begin The input
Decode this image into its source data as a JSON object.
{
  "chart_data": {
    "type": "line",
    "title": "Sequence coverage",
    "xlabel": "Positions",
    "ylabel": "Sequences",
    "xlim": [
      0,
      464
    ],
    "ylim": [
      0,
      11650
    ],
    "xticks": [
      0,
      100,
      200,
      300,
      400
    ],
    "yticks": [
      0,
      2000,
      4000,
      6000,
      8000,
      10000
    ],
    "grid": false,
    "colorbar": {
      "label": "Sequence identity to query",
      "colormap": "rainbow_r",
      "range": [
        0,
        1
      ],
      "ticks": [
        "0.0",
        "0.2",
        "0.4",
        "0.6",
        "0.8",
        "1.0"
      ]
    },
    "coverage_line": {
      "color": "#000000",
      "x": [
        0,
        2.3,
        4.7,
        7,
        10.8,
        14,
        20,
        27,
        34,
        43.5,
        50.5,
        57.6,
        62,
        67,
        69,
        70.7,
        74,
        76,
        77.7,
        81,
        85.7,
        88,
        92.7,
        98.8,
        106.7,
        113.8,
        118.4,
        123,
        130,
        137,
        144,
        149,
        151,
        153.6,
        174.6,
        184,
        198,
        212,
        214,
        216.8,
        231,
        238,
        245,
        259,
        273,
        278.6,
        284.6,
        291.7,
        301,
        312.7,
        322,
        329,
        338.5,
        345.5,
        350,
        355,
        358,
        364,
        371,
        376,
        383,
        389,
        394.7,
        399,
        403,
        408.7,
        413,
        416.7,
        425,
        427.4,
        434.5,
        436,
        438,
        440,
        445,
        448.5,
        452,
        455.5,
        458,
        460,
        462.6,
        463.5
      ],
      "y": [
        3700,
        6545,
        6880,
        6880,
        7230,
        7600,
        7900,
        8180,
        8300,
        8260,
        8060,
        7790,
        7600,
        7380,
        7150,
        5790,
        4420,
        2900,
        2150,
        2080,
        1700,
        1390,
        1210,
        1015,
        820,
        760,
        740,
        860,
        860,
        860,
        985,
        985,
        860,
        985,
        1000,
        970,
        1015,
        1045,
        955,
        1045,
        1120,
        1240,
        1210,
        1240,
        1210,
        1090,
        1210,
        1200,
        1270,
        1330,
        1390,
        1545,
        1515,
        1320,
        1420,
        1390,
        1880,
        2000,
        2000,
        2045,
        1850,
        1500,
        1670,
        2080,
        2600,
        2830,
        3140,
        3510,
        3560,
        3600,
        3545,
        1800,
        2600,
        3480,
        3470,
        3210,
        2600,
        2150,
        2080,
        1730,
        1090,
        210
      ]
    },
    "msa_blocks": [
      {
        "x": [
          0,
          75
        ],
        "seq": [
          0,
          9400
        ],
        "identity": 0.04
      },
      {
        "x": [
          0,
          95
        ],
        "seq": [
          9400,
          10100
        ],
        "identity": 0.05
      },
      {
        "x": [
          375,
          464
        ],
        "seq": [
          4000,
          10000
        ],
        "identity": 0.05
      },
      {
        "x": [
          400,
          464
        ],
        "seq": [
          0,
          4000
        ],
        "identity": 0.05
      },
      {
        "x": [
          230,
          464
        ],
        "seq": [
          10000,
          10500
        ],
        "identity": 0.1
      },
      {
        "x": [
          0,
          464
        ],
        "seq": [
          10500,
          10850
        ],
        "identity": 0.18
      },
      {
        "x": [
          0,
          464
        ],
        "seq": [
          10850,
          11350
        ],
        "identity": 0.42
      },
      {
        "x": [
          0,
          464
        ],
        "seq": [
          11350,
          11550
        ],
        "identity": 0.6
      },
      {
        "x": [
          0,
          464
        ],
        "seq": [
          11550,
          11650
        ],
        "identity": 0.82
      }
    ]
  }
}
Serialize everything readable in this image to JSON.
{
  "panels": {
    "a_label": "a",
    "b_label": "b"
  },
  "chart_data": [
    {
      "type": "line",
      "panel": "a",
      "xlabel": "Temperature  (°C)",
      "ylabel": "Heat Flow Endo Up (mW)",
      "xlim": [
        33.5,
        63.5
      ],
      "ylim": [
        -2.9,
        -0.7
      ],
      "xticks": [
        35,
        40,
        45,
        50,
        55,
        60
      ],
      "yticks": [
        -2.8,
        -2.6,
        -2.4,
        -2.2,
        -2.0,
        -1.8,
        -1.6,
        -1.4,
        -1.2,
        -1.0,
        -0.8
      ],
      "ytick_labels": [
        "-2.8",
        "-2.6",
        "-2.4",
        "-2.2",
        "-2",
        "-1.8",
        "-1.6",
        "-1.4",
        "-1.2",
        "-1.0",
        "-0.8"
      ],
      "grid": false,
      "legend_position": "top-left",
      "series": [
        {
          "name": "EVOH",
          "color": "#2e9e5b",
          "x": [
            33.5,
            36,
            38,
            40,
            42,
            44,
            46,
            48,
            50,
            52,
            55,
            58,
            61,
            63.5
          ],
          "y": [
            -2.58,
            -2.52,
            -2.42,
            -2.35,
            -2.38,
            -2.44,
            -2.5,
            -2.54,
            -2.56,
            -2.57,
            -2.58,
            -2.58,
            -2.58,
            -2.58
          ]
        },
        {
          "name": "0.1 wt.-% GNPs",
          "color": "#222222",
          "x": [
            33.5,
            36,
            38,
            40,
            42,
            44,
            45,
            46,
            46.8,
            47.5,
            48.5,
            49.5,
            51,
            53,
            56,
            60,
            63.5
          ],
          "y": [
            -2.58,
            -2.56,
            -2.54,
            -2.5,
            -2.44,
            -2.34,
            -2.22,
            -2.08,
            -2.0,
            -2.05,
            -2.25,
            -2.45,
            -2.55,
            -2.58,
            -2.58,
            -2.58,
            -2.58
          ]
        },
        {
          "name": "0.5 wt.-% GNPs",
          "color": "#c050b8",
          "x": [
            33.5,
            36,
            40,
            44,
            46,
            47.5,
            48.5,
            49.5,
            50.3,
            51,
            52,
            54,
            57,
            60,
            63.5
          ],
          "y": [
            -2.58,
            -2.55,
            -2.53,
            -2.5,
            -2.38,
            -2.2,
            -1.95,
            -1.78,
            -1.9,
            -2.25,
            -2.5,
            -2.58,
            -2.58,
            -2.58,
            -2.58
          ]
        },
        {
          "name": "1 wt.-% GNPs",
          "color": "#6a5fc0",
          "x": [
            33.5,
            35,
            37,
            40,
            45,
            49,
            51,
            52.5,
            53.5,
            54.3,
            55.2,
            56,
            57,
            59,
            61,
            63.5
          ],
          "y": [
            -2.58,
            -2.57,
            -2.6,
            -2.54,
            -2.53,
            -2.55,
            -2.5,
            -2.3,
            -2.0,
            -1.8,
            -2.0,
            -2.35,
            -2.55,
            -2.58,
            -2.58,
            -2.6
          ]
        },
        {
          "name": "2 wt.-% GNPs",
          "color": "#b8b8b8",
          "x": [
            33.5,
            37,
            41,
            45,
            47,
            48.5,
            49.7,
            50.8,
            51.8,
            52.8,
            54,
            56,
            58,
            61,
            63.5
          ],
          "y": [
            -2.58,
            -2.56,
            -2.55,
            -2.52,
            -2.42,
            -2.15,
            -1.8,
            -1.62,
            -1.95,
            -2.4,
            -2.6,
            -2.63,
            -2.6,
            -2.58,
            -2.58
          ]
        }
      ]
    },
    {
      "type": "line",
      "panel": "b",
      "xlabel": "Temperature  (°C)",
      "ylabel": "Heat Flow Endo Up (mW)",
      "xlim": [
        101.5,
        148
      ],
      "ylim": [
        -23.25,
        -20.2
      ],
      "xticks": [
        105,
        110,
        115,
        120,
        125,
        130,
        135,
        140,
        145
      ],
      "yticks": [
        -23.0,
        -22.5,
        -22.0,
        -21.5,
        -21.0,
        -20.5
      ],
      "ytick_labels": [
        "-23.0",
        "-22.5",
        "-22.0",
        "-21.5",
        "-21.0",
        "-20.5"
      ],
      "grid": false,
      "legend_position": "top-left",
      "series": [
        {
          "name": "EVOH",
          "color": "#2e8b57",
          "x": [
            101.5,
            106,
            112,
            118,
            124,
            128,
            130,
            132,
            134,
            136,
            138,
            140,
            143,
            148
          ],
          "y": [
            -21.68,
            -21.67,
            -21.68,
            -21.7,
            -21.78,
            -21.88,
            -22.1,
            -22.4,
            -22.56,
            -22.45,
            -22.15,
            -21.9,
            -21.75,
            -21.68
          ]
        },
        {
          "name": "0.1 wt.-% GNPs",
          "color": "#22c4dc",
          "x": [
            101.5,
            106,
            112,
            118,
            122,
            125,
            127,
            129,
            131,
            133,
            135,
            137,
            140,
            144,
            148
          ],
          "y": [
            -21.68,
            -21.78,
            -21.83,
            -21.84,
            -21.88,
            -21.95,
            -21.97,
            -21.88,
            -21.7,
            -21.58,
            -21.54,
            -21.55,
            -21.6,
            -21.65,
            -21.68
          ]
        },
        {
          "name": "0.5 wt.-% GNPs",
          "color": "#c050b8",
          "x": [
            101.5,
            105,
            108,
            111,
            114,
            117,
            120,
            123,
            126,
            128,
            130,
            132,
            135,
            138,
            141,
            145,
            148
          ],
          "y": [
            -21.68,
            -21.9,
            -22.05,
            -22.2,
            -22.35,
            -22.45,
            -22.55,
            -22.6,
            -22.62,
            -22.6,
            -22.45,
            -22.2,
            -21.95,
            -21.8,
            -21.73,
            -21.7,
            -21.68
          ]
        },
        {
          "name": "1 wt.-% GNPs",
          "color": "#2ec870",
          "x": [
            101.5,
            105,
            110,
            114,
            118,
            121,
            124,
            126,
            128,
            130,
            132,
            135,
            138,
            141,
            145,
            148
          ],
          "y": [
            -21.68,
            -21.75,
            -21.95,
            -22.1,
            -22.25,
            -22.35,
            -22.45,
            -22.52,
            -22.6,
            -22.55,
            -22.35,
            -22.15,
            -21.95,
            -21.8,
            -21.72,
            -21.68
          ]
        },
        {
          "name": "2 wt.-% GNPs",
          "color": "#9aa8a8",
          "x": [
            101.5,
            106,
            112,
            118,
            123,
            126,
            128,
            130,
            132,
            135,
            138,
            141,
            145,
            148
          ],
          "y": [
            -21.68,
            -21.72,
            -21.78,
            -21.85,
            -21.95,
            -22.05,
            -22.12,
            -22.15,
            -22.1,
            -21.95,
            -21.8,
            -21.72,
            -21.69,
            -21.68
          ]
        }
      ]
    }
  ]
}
end The input
:: What the task asks ::
From the listing above, find the number of lines with the word "image" in them. Answer with the number only.

:: Expected answer ::
2